## [Stored entries]
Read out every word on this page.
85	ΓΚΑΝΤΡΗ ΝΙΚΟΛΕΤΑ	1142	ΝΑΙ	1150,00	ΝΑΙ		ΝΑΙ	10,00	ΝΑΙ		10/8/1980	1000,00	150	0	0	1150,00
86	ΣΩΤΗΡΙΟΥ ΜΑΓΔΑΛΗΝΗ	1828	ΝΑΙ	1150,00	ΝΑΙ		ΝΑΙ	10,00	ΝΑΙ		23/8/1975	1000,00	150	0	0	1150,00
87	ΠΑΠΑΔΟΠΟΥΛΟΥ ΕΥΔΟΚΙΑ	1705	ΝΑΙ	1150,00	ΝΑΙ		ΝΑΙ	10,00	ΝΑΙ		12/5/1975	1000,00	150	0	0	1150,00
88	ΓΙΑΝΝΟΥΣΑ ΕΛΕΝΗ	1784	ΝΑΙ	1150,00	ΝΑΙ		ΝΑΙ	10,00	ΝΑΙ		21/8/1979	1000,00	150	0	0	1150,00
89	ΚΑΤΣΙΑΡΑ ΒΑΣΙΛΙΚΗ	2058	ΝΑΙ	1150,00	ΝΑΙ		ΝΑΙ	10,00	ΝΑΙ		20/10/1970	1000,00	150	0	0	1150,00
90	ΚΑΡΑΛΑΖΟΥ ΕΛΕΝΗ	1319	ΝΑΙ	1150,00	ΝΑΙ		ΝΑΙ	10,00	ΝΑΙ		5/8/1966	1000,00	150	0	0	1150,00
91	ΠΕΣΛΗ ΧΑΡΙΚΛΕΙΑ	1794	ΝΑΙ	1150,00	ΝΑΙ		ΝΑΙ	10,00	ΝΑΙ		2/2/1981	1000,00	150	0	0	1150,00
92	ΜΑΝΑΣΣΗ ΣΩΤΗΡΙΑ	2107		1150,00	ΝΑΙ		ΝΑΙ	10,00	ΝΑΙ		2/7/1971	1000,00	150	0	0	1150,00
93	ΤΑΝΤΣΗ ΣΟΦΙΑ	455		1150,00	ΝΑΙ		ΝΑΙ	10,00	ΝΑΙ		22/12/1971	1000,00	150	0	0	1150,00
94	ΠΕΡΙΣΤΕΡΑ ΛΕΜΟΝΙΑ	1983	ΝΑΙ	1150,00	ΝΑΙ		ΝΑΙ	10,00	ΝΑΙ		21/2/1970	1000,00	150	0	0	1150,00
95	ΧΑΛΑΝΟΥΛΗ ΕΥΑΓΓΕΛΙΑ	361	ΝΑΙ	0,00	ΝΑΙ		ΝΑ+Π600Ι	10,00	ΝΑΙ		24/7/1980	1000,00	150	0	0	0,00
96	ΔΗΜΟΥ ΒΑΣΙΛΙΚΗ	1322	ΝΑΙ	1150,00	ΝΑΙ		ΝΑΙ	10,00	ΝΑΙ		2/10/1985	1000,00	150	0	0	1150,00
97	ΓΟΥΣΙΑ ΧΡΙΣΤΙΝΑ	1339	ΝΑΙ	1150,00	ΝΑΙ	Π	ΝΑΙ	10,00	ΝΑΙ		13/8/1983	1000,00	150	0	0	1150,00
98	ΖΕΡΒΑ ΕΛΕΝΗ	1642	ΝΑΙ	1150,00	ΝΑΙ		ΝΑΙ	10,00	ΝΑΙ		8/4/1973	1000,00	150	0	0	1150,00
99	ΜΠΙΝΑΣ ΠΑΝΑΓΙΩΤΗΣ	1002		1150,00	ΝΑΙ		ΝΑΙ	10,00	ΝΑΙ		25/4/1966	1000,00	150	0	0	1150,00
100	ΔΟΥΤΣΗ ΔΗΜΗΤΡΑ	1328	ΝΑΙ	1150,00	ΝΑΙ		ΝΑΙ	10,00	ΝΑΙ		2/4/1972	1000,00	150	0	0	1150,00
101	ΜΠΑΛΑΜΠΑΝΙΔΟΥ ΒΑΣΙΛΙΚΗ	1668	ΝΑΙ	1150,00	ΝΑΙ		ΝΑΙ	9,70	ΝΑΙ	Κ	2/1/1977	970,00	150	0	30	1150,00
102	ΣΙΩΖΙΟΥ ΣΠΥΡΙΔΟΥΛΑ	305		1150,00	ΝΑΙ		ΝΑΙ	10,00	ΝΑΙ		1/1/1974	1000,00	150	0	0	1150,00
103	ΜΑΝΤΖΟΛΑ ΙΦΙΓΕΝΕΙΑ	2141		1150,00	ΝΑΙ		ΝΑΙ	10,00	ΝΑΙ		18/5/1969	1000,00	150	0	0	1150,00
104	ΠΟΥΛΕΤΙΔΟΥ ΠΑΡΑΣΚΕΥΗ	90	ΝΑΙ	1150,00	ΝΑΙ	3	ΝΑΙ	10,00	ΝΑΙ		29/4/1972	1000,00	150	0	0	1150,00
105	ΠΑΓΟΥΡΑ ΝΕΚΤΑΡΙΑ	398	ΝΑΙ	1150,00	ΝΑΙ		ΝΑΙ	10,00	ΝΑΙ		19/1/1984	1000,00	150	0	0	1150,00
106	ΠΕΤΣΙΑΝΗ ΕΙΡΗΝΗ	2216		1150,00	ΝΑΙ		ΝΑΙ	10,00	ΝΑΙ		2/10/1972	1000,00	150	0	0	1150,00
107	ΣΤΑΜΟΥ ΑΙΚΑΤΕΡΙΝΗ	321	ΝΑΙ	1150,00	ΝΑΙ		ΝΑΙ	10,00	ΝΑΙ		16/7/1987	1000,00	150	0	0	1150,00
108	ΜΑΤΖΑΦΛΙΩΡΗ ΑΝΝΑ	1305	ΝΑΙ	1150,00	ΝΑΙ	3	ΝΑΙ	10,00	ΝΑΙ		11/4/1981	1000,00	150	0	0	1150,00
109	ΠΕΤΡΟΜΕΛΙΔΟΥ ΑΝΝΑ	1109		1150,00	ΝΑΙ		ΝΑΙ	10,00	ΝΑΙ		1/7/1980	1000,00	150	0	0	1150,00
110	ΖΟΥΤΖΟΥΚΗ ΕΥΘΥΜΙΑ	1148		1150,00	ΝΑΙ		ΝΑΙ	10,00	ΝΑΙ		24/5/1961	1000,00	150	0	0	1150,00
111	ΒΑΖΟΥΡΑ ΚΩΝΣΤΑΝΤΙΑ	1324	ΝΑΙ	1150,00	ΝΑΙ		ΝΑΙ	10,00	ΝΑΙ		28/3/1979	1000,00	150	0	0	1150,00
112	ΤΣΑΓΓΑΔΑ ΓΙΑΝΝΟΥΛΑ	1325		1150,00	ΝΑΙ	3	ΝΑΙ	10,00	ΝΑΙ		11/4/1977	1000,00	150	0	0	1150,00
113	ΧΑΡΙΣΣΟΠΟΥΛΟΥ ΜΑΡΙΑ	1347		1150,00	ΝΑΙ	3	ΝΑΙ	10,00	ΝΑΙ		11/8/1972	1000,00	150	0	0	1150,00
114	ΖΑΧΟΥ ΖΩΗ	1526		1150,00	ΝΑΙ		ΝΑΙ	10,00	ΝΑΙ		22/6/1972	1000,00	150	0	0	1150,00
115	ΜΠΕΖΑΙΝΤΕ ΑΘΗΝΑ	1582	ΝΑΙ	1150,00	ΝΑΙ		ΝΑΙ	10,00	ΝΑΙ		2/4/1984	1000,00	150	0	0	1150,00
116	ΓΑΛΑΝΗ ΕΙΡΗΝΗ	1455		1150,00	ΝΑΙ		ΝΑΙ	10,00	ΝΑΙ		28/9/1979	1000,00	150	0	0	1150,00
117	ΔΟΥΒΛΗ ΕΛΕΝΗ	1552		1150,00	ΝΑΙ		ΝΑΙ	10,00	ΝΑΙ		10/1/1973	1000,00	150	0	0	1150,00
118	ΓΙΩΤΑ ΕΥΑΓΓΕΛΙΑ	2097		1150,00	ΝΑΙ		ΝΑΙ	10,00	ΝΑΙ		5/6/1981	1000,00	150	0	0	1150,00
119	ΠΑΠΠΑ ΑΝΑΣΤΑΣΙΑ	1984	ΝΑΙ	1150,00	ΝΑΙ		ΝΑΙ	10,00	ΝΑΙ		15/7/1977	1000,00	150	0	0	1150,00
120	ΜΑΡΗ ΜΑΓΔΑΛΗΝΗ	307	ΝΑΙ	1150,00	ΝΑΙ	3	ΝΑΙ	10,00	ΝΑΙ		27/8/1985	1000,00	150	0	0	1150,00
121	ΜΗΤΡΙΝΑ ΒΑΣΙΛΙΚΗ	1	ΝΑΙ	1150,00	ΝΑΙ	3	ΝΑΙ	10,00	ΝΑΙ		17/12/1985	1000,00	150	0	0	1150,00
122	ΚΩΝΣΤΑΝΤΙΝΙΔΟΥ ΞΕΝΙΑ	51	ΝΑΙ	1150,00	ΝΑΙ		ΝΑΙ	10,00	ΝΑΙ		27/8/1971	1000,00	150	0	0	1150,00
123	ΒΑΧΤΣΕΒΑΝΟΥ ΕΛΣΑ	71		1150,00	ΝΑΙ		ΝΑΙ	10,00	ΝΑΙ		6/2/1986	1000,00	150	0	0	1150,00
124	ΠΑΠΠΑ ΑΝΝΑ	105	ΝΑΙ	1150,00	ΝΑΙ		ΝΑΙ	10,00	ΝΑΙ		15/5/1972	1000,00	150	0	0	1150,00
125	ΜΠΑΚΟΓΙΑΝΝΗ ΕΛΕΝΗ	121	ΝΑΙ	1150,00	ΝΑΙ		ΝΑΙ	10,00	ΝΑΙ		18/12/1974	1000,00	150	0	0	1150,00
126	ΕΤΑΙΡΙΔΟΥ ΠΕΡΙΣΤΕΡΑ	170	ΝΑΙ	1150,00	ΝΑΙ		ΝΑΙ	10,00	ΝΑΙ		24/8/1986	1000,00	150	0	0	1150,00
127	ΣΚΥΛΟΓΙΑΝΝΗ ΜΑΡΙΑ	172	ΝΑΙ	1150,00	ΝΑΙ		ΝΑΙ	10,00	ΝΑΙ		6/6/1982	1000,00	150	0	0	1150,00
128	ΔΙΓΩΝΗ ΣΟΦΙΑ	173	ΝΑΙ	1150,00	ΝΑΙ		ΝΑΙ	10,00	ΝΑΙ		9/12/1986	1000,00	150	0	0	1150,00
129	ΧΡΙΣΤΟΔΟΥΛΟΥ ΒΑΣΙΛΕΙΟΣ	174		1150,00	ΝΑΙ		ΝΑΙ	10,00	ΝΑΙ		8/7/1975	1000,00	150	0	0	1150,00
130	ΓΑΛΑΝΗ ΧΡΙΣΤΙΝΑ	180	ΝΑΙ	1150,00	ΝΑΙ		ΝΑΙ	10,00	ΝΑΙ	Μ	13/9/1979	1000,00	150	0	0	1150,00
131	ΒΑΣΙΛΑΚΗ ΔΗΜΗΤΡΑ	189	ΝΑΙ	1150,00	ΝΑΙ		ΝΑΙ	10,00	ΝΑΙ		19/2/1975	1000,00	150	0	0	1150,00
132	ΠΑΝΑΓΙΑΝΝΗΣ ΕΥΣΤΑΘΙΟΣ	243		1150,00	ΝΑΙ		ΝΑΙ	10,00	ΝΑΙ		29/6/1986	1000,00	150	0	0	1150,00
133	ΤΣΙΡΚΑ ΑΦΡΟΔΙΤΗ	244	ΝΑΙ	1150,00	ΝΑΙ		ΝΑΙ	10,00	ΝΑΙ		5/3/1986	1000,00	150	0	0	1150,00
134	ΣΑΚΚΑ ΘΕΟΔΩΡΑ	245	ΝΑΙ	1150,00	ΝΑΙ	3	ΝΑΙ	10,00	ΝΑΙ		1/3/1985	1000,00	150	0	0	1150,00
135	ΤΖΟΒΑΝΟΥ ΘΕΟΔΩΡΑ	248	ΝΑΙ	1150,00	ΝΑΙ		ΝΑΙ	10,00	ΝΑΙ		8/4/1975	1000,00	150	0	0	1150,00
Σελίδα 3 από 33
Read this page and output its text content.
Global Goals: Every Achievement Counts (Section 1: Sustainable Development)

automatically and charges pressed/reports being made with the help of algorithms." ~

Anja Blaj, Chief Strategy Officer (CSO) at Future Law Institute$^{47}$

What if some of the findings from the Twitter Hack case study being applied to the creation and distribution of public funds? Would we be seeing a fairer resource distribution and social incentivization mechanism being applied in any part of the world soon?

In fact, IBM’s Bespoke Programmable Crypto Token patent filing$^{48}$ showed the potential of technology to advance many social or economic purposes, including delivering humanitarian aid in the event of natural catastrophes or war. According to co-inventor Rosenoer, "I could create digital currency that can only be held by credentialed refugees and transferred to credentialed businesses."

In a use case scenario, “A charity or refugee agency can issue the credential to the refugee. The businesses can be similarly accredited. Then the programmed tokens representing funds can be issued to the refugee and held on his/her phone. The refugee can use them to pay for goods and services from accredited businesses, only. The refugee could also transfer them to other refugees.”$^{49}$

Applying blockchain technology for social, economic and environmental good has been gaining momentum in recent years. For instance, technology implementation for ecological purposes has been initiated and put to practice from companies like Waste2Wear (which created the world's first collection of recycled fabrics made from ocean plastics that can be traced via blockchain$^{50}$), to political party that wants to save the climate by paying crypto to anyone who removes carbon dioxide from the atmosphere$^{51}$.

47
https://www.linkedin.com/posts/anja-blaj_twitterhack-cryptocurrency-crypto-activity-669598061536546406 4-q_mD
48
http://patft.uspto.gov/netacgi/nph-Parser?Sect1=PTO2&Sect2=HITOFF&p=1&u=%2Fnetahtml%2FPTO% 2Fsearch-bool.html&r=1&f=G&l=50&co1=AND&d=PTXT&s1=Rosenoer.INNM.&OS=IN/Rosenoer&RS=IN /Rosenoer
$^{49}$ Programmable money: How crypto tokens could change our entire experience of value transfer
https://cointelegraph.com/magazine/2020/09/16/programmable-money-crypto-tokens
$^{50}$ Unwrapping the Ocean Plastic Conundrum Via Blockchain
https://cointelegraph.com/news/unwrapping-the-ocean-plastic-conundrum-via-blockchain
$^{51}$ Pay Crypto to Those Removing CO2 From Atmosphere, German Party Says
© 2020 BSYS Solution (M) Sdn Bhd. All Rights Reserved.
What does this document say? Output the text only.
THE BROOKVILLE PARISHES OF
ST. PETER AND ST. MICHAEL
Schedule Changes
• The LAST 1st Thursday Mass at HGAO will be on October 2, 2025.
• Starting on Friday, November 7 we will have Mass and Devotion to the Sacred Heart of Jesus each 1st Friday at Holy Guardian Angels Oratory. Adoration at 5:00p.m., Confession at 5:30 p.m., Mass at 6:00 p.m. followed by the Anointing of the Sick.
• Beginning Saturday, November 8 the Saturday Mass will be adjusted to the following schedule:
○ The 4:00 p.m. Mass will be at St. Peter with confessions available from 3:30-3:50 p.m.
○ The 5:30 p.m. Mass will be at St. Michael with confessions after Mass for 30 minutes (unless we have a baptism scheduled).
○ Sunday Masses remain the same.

## [GIVEN TASK]
Report each line of the material above where the word "held" appears.

## [ANSWER TO THE TASK]
In fact, IBM’s Bespoke Programmable Crypto Token patent filing$^{48}$ showed the potential of technology to advance many social or economic purposes, including delivering humanitarian aid in the event of natural catastrophes or war. According to co-inventor Rosenoer, "I could create digital currency that can only be held by credentialed refugees and transferred to credentialed businesses."
In a use case scenario, “A charity or refugee agency can issue the credential to the refugee. The businesses can be similarly accredited. Then the programmed tokens representing funds can be issued to the refugee and held on his/her phone. The refugee can use them to pay for goods and services from accredited businesses, only. The refugee could also transfer them to other refugees.”$^{49}$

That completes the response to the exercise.